The problem> Copy out the entries in full and with complete accuracy; pictures are excluded.

[start Provided data]

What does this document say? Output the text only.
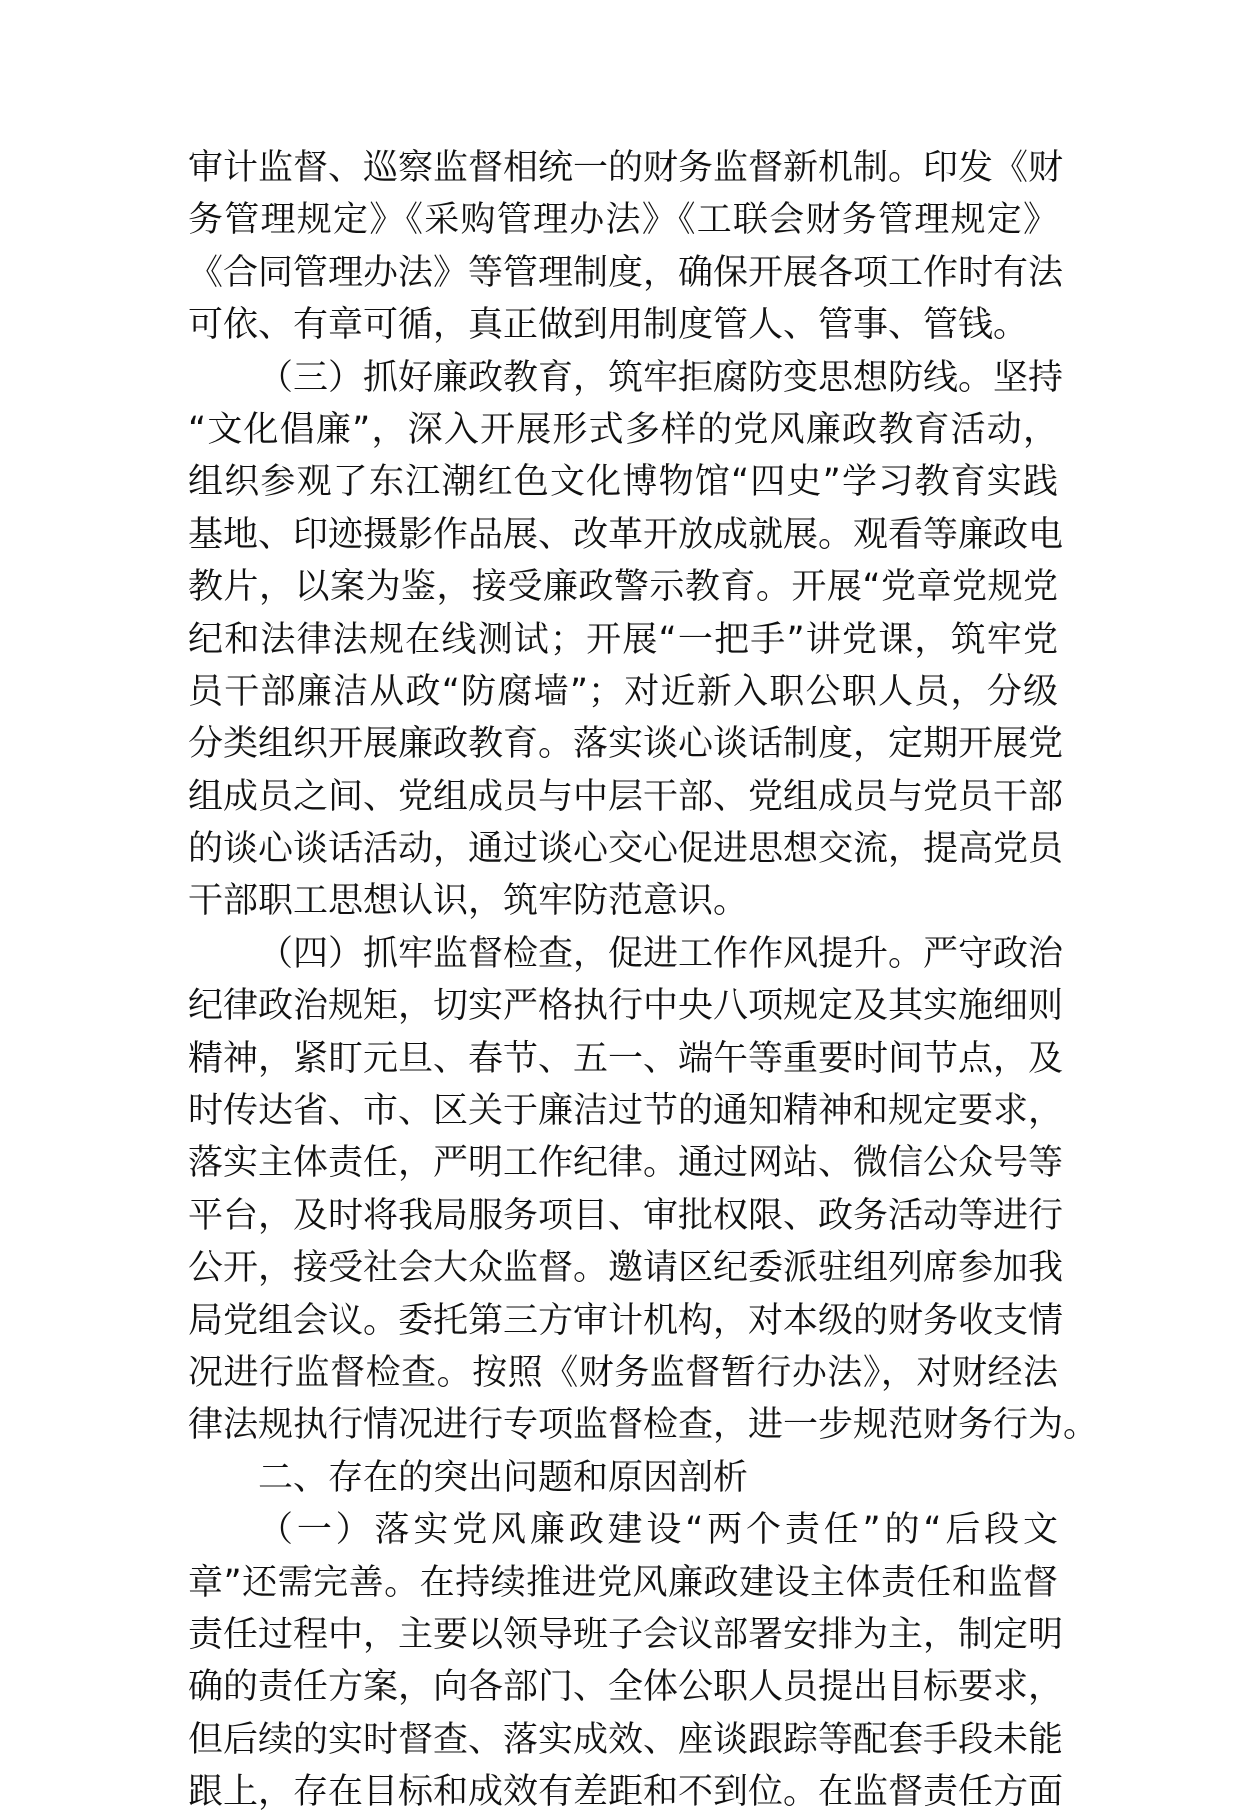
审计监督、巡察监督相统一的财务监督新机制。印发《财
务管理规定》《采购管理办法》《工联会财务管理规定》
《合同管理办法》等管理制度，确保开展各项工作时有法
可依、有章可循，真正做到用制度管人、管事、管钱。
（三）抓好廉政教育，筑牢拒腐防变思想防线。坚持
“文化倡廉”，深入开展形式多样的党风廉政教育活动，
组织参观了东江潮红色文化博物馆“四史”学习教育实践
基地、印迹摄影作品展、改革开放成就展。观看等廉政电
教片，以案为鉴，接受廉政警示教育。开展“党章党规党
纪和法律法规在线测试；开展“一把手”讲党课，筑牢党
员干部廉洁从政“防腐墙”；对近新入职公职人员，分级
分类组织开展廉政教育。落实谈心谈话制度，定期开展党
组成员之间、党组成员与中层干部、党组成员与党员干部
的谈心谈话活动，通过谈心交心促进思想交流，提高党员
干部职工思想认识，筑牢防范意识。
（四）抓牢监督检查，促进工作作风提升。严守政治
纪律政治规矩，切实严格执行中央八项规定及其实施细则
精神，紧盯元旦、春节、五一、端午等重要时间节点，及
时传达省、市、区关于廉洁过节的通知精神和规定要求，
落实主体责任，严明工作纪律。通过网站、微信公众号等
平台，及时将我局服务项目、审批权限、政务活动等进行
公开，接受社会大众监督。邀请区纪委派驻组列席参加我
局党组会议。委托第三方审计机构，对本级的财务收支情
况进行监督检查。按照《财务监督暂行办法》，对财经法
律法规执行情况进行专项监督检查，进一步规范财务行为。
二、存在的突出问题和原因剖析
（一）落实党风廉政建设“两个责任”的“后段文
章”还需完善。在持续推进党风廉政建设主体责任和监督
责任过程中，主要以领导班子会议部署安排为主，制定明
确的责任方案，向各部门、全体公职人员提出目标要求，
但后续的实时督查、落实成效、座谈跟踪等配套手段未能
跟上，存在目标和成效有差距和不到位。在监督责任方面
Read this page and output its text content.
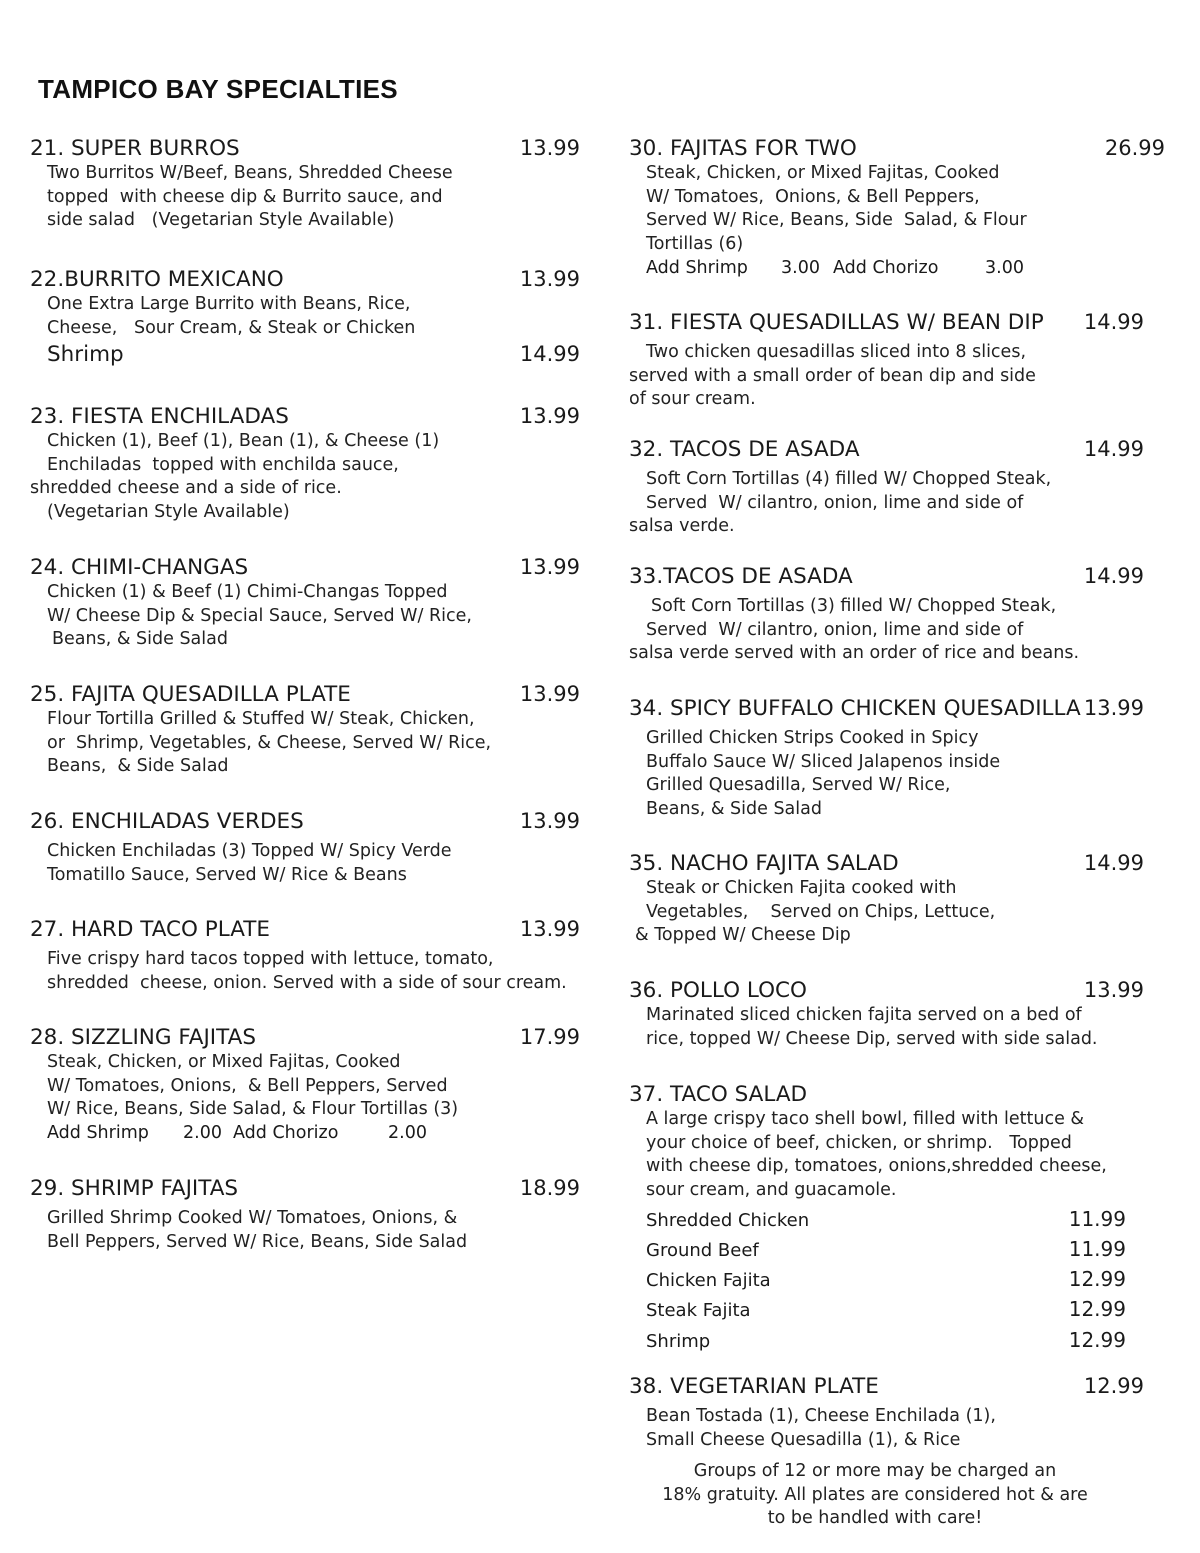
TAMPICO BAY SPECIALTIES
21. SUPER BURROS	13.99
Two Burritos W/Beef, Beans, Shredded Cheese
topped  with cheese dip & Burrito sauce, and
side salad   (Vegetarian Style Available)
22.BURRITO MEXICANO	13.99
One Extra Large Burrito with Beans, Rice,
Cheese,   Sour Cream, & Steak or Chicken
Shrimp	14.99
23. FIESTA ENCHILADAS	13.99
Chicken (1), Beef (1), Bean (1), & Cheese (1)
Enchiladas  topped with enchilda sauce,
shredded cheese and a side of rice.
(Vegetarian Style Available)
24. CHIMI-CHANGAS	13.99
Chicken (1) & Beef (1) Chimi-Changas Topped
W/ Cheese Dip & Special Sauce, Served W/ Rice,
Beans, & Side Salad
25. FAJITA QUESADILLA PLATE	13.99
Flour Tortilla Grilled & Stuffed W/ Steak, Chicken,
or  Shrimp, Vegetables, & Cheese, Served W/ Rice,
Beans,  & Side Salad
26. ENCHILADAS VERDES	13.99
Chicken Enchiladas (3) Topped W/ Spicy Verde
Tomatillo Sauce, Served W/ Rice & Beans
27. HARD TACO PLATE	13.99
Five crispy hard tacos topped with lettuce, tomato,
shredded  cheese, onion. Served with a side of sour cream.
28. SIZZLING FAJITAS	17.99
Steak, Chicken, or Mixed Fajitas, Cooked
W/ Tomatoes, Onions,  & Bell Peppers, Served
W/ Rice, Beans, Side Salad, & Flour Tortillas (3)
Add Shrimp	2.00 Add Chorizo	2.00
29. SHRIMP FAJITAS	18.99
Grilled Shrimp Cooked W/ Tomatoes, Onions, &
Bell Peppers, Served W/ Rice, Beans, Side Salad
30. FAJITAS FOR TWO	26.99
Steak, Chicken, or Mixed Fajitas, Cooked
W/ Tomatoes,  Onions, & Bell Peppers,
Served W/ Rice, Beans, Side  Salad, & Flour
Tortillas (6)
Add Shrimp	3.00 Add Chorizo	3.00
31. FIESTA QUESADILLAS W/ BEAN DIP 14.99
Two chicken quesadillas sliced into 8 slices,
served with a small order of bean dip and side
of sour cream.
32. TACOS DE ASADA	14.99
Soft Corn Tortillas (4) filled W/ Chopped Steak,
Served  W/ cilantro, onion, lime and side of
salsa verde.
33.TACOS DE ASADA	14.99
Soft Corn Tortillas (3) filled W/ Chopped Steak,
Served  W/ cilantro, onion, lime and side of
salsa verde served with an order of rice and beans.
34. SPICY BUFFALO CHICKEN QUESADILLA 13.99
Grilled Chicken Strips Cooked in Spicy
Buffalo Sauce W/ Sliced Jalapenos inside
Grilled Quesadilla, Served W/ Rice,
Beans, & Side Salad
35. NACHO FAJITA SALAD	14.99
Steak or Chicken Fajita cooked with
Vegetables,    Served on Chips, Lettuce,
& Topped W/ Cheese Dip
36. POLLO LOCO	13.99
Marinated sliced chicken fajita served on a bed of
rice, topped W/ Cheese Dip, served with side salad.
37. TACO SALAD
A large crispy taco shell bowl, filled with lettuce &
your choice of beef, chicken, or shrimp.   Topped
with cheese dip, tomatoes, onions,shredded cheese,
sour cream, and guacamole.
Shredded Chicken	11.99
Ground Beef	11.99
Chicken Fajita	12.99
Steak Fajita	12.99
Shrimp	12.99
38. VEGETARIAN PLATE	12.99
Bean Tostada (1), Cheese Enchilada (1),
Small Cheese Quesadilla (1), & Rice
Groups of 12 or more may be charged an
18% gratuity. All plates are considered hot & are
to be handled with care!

[end Provided data]

Full solution>
What does this document say? Output the text only.
审计监督、巡察监督相统一的财务监督新机制。印发《财
务管理规定》《采购管理办法》《工联会财务管理规定》
《合同管理办法》等管理制度，确保开展各项工作时有法
可依、有章可循，真正做到用制度管人、管事、管钱。
（三）抓好廉政教育，筑牢拒腐防变思想防线。坚持
“文化倡廉”，深入开展形式多样的党风廉政教育活动，
组织参观了东江潮红色文化博物馆“四史”学习教育实践
基地、印迹摄影作品展、改革开放成就展。观看等廉政电
教片，以案为鉴，接受廉政警示教育。开展“党章党规党
纪和法律法规在线测试；开展“一把手”讲党课，筑牢党
员干部廉洁从政“防腐墙”；对近新入职公职人员，分级
分类组织开展廉政教育。落实谈心谈话制度，定期开展党
组成员之间、党组成员与中层干部、党组成员与党员干部
的谈心谈话活动，通过谈心交心促进思想交流，提高党员
干部职工思想认识，筑牢防范意识。
（四）抓牢监督检查，促进工作作风提升。严守政治
纪律政治规矩，切实严格执行中央八项规定及其实施细则
精神，紧盯元旦、春节、五一、端午等重要时间节点，及
时传达省、市、区关于廉洁过节的通知精神和规定要求，
落实主体责任，严明工作纪律。通过网站、微信公众号等
平台，及时将我局服务项目、审批权限、政务活动等进行
公开，接受社会大众监督。邀请区纪委派驻组列席参加我
局党组会议。委托第三方审计机构，对本级的财务收支情
况进行监督检查。按照《财务监督暂行办法》，对财经法
律法规执行情况进行专项监督检查，进一步规范财务行为。
二、存在的突出问题和原因剖析
（一）落实党风廉政建设“两个责任”的“后段文
章”还需完善。在持续推进党风廉政建设主体责任和监督
责任过程中，主要以领导班子会议部署安排为主，制定明
确的责任方案，向各部门、全体公职人员提出目标要求，
但后续的实时督查、落实成效、座谈跟踪等配套手段未能
跟上，存在目标和成效有差距和不到位。在监督责任方面
Read this page and output its text content.
TAMPICO BAY SPECIALTIES
21. SUPER BURROS	13.99
Two Burritos W/Beef, Beans, Shredded Cheese
topped  with cheese dip & Burrito sauce, and
side salad   (Vegetarian Style Available)
22.BURRITO MEXICANO	13.99
One Extra Large Burrito with Beans, Rice,
Cheese,   Sour Cream, & Steak or Chicken
Shrimp	14.99
23. FIESTA ENCHILADAS	13.99
Chicken (1), Beef (1), Bean (1), & Cheese (1)
Enchiladas  topped with enchilda sauce,
shredded cheese and a side of rice.
(Vegetarian Style Available)
24. CHIMI-CHANGAS	13.99
Chicken (1) & Beef (1) Chimi-Changas Topped
W/ Cheese Dip & Special Sauce, Served W/ Rice,
Beans, & Side Salad
25. FAJITA QUESADILLA PLATE	13.99
Flour Tortilla Grilled & Stuffed W/ Steak, Chicken,
or  Shrimp, Vegetables, & Cheese, Served W/ Rice,
Beans,  & Side Salad
26. ENCHILADAS VERDES	13.99
Chicken Enchiladas (3) Topped W/ Spicy Verde
Tomatillo Sauce, Served W/ Rice & Beans
27. HARD TACO PLATE	13.99
Five crispy hard tacos topped with lettuce, tomato,
shredded  cheese, onion. Served with a side of sour cream.
28. SIZZLING FAJITAS	17.99
Steak, Chicken, or Mixed Fajitas, Cooked
W/ Tomatoes, Onions,  & Bell Peppers, Served
W/ Rice, Beans, Side Salad, & Flour Tortillas (3)
Add Shrimp	2.00 Add Chorizo	2.00
29. SHRIMP FAJITAS	18.99
Grilled Shrimp Cooked W/ Tomatoes, Onions, &
Bell Peppers, Served W/ Rice, Beans, Side Salad
30. FAJITAS FOR TWO	26.99
Steak, Chicken, or Mixed Fajitas, Cooked
W/ Tomatoes,  Onions, & Bell Peppers,
Served W/ Rice, Beans, Side  Salad, & Flour
Tortillas (6)
Add Shrimp	3.00 Add Chorizo	3.00
31. FIESTA QUESADILLAS W/ BEAN DIP 14.99
Two chicken quesadillas sliced into 8 slices,
served with a small order of bean dip and side
of sour cream.
32. TACOS DE ASADA	14.99
Soft Corn Tortillas (4) filled W/ Chopped Steak,
Served  W/ cilantro, onion, lime and side of
salsa verde.
33.TACOS DE ASADA	14.99
Soft Corn Tortillas (3) filled W/ Chopped Steak,
Served  W/ cilantro, onion, lime and side of
salsa verde served with an order of rice and beans.
34. SPICY BUFFALO CHICKEN QUESADILLA 13.99
Grilled Chicken Strips Cooked in Spicy
Buffalo Sauce W/ Sliced Jalapenos inside
Grilled Quesadilla, Served W/ Rice,
Beans, & Side Salad
35. NACHO FAJITA SALAD	14.99
Steak or Chicken Fajita cooked with
Vegetables,    Served on Chips, Lettuce,
& Topped W/ Cheese Dip
36. POLLO LOCO	13.99
Marinated sliced chicken fajita served on a bed of
rice, topped W/ Cheese Dip, served with side salad.
37. TACO SALAD
A large crispy taco shell bowl, filled with lettuce &
your choice of beef, chicken, or shrimp.   Topped
with cheese dip, tomatoes, onions,shredded cheese,
sour cream, and guacamole.
Shredded Chicken	11.99
Ground Beef	11.99
Chicken Fajita	12.99
Steak Fajita	12.99
Shrimp	12.99
38. VEGETARIAN PLATE	12.99
Bean Tostada (1), Cheese Enchilada (1),
Small Cheese Quesadilla (1), & Rice
Groups of 12 or more may be charged an
18% gratuity. All plates are considered hot & are
to be handled with care!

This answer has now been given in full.